# Listing:

• • • •

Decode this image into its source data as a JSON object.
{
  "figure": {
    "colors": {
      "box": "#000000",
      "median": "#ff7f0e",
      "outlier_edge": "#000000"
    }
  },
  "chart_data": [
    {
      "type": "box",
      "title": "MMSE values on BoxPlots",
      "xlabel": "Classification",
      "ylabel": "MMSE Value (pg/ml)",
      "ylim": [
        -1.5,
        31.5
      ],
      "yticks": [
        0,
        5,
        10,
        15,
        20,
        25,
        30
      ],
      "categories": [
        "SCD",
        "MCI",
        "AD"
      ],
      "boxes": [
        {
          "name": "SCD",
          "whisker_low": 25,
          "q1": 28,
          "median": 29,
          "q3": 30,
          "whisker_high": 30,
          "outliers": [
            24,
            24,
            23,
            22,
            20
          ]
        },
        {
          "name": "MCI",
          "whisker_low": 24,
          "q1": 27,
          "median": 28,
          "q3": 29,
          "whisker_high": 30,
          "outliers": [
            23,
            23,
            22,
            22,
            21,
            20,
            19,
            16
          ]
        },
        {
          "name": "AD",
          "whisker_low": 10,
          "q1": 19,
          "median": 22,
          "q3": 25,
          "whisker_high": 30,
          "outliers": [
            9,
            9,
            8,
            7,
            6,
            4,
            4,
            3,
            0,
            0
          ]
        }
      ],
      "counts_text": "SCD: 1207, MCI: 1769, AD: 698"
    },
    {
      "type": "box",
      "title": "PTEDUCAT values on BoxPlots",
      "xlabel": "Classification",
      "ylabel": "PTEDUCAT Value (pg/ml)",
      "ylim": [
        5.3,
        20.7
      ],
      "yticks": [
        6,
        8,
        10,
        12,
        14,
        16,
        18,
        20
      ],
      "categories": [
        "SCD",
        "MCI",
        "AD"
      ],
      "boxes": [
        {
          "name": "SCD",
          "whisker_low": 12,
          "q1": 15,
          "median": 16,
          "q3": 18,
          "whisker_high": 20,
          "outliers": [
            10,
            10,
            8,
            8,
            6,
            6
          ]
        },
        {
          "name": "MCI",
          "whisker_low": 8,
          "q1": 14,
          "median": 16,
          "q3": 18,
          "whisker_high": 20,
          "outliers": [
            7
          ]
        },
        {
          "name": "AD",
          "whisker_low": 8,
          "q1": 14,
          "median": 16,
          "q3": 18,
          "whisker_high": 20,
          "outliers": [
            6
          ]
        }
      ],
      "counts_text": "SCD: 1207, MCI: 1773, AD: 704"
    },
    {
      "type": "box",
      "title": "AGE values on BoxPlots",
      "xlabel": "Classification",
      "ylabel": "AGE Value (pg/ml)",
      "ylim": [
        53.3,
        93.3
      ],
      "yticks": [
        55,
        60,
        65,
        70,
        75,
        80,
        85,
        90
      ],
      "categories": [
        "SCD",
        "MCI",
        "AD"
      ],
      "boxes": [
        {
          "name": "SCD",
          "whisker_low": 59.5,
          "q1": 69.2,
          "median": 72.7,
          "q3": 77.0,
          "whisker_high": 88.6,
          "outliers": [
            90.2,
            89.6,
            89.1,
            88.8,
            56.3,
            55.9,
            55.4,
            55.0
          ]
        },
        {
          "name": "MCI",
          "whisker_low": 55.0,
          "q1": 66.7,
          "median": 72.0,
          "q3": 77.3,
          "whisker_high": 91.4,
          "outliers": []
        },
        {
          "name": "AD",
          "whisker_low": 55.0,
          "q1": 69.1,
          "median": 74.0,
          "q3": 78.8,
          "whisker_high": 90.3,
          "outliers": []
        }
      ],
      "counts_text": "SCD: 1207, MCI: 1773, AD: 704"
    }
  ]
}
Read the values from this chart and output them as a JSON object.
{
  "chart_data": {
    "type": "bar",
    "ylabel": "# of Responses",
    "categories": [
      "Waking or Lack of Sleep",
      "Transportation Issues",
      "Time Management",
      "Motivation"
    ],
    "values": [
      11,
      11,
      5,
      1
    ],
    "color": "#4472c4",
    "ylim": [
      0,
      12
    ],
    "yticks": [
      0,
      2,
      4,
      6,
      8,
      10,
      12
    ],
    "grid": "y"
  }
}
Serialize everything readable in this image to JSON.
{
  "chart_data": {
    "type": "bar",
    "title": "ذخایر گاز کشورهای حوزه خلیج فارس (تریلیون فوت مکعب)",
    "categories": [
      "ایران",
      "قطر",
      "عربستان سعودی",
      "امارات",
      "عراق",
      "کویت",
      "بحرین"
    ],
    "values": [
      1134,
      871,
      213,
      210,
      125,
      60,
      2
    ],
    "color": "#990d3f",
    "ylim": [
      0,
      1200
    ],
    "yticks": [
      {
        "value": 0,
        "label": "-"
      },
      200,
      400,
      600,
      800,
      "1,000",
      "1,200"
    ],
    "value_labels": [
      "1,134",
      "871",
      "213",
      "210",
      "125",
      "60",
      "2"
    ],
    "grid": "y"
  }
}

• • • •

# What to do:
Give the complete listing a second time, exactly as it reads.

# Exercise result:
Decode this image into its source data as a JSON object.
{
  "figure": {
    "colors": {
      "box": "#000000",
      "median": "#ff7f0e",
      "outlier_edge": "#000000"
    }
  },
  "chart_data": [
    {
      "type": "box",
      "title": "MMSE values on BoxPlots",
      "xlabel": "Classification",
      "ylabel": "MMSE Value (pg/ml)",
      "ylim": [
        -1.5,
        31.5
      ],
      "yticks": [
        0,
        5,
        10,
        15,
        20,
        25,
        30
      ],
      "categories": [
        "SCD",
        "MCI",
        "AD"
      ],
      "boxes": [
        {
          "name": "SCD",
          "whisker_low": 25,
          "q1": 28,
          "median": 29,
          "q3": 30,
          "whisker_high": 30,
          "outliers": [
            24,
            24,
            23,
            22,
            20
          ]
        },
        {
          "name": "MCI",
          "whisker_low": 24,
          "q1": 27,
          "median": 28,
          "q3": 29,
          "whisker_high": 30,
          "outliers": [
            23,
            23,
            22,
            22,
            21,
            20,
            19,
            16
          ]
        },
        {
          "name": "AD",
          "whisker_low": 10,
          "q1": 19,
          "median": 22,
          "q3": 25,
          "whisker_high": 30,
          "outliers": [
            9,
            9,
            8,
            7,
            6,
            4,
            4,
            3,
            0,
            0
          ]
        }
      ],
      "counts_text": "SCD: 1207, MCI: 1769, AD: 698"
    },
    {
      "type": "box",
      "title": "PTEDUCAT values on BoxPlots",
      "xlabel": "Classification",
      "ylabel": "PTEDUCAT Value (pg/ml)",
      "ylim": [
        5.3,
        20.7
      ],
      "yticks": [
        6,
        8,
        10,
        12,
        14,
        16,
        18,
        20
      ],
      "categories": [
        "SCD",
        "MCI",
        "AD"
      ],
      "boxes": [
        {
          "name": "SCD",
          "whisker_low": 12,
          "q1": 15,
          "median": 16,
          "q3": 18,
          "whisker_high": 20,
          "outliers": [
            10,
            10,
            8,
            8,
            6,
            6
          ]
        },
        {
          "name": "MCI",
          "whisker_low": 8,
          "q1": 14,
          "median": 16,
          "q3": 18,
          "whisker_high": 20,
          "outliers": [
            7
          ]
        },
        {
          "name": "AD",
          "whisker_low": 8,
          "q1": 14,
          "median": 16,
          "q3": 18,
          "whisker_high": 20,
          "outliers": [
            6
          ]
        }
      ],
      "counts_text": "SCD: 1207, MCI: 1773, AD: 704"
    },
    {
      "type": "box",
      "title": "AGE values on BoxPlots",
      "xlabel": "Classification",
      "ylabel": "AGE Value (pg/ml)",
      "ylim": [
        53.3,
        93.3
      ],
      "yticks": [
        55,
        60,
        65,
        70,
        75,
        80,
        85,
        90
      ],
      "categories": [
        "SCD",
        "MCI",
        "AD"
      ],
      "boxes": [
        {
          "name": "SCD",
          "whisker_low": 59.5,
          "q1": 69.2,
          "median": 72.7,
          "q3": 77.0,
          "whisker_high": 88.6,
          "outliers": [
            90.2,
            89.6,
            89.1,
            88.8,
            56.3,
            55.9,
            55.4,
            55.0
          ]
        },
        {
          "name": "MCI",
          "whisker_low": 55.0,
          "q1": 66.7,
          "median": 72.0,
          "q3": 77.3,
          "whisker_high": 91.4,
          "outliers": []
        },
        {
          "name": "AD",
          "whisker_low": 55.0,
          "q1": 69.1,
          "median": 74.0,
          "q3": 78.8,
          "whisker_high": 90.3,
          "outliers": []
        }
      ],
      "counts_text": "SCD: 1207, MCI: 1773, AD: 704"
    }
  ]
}
Read the values from this chart and output them as a JSON object.
{
  "chart_data": {
    "type": "bar",
    "ylabel": "# of Responses",
    "categories": [
      "Waking or Lack of Sleep",
      "Transportation Issues",
      "Time Management",
      "Motivation"
    ],
    "values": [
      11,
      11,
      5,
      1
    ],
    "color": "#4472c4",
    "ylim": [
      0,
      12
    ],
    "yticks": [
      0,
      2,
      4,
      6,
      8,
      10,
      12
    ],
    "grid": "y"
  }
}
Serialize everything readable in this image to JSON.
{
  "chart_data": {
    "type": "bar",
    "title": "ذخایر گاز کشورهای حوزه خلیج فارس (تریلیون فوت مکعب)",
    "categories": [
      "ایران",
      "قطر",
      "عربستان سعودی",
      "امارات",
      "عراق",
      "کویت",
      "بحرین"
    ],
    "values": [
      1134,
      871,
      213,
      210,
      125,
      60,
      2
    ],
    "color": "#990d3f",
    "ylim": [
      0,
      1200
    ],
    "yticks": [
      {
        "value": 0,
        "label": "-"
      },
      200,
      400,
      600,
      800,
      "1,000",
      "1,200"
    ],
    "value_labels": [
      "1,134",
      "871",
      "213",
      "210",
      "125",
      "60",
      "2"
    ],
    "grid": "y"
  }
}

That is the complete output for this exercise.